[TASK STATEMENT] Print exactly the lines from the one containing "Read this page and output its text content." through the last line of the listing, both included.

# START OF DATA EXCERPTS

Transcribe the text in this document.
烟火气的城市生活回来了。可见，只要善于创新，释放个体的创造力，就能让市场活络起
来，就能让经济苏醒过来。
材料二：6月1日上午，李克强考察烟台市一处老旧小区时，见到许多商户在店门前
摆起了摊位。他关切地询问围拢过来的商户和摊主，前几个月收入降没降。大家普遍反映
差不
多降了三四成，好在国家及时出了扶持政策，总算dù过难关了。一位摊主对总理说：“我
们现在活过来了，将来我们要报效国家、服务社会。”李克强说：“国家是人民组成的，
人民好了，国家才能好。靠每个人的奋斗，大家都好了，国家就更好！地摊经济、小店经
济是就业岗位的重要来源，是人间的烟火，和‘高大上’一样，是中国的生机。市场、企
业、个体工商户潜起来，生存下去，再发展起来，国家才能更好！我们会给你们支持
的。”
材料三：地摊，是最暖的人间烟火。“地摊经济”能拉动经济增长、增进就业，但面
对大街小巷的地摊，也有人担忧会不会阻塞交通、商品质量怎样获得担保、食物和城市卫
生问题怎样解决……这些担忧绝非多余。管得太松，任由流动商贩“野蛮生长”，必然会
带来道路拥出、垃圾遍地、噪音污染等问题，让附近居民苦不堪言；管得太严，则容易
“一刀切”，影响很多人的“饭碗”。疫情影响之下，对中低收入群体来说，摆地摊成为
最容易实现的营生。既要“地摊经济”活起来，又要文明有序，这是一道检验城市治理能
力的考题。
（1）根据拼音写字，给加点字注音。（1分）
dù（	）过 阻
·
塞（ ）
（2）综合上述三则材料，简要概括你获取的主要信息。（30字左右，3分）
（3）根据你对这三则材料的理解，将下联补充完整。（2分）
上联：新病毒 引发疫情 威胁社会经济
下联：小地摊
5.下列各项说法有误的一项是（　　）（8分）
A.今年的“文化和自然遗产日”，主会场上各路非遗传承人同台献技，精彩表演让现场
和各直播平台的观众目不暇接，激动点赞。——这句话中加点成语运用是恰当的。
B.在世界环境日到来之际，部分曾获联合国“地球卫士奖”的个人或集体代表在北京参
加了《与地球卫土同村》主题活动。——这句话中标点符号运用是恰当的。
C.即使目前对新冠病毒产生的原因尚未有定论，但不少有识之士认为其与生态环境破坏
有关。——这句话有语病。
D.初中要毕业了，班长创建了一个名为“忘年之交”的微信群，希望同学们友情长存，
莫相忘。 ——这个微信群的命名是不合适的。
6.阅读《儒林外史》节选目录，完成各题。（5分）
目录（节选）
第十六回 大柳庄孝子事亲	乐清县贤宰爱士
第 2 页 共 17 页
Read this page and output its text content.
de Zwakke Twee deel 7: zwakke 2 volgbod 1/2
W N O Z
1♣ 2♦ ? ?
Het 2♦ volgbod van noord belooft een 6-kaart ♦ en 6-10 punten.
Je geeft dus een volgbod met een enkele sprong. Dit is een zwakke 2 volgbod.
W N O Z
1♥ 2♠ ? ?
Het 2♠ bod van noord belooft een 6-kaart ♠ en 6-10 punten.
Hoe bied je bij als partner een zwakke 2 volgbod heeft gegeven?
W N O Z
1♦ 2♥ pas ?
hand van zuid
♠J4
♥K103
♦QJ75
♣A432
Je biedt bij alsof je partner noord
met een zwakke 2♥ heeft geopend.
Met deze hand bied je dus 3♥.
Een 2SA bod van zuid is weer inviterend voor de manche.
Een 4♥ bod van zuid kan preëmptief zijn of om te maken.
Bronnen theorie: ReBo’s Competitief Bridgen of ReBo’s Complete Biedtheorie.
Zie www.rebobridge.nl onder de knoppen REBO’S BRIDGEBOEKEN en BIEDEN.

# END OF DATA EXCERPTS

[THE SOLUTION]
Read this page and output its text content.
de Zwakke Twee deel 7: zwakke 2 volgbod 1/2
W N O Z
1♣ 2♦ ? ?
Het 2♦ volgbod van noord belooft een 6-kaart ♦ en 6-10 punten.
Je geeft dus een volgbod met een enkele sprong. Dit is een zwakke 2 volgbod.
W N O Z
1♥ 2♠ ? ?
Het 2♠ bod van noord belooft een 6-kaart ♠ en 6-10 punten.
Hoe bied je bij als partner een zwakke 2 volgbod heeft gegeven?
W N O Z
1♦ 2♥ pas ?
hand van zuid
♠J4
♥K103
♦QJ75
♣A432
Je biedt bij alsof je partner noord
met een zwakke 2♥ heeft geopend.
Met deze hand bied je dus 3♥.
Een 2SA bod van zuid is weer inviterend voor de manche.
Een 4♥ bod van zuid kan preëmptief zijn of om te maken.
Bronnen theorie: ReBo’s Competitief Bridgen of ReBo’s Complete Biedtheorie.
Zie www.rebobridge.nl onder de knoppen REBO’S BRIDGEBOEKEN en BIEDEN.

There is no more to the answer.